Recorded data:
[start]
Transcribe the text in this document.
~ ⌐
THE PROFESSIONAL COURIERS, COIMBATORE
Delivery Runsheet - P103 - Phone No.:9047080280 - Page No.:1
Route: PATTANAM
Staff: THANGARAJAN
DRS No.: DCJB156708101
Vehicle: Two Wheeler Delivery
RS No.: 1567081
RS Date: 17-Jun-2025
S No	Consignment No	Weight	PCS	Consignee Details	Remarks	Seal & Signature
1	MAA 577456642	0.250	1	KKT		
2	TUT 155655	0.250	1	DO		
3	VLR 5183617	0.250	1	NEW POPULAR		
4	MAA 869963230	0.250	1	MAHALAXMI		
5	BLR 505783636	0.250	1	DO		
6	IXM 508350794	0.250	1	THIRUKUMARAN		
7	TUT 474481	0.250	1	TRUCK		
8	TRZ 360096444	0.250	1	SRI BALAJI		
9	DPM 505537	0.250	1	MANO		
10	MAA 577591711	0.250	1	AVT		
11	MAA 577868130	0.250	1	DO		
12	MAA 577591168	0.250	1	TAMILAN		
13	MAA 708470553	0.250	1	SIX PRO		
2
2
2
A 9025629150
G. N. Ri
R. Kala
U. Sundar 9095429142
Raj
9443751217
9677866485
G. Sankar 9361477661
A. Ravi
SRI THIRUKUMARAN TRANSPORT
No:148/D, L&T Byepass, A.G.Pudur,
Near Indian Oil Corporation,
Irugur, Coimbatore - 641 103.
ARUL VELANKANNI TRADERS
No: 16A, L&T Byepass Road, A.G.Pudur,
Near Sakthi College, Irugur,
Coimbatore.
[end]
Say how many lines of the material contain the word "Byepass", with no other text.

### ANSWER TO THE PROBLEM:
2